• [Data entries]
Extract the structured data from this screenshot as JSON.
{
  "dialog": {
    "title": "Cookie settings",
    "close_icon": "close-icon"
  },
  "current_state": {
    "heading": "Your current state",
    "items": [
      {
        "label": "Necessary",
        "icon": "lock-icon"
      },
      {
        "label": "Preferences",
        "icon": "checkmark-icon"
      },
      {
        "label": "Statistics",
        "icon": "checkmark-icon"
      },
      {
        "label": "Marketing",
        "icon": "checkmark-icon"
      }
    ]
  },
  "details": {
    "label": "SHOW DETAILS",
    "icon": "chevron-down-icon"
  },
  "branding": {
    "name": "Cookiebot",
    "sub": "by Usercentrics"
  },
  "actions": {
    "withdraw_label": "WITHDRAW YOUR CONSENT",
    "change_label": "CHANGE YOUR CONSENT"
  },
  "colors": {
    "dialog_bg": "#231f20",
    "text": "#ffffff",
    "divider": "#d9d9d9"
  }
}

• [WHAT YOU HAVE TO DO]
Gather all lines from the listing above in which "CONSENT" occurs.

• [RESPONSE TO THE TASK]
    "withdraw_label": "WITHDRAW YOUR CONSENT",
    "change_label": "CHANGE YOUR CONSENT"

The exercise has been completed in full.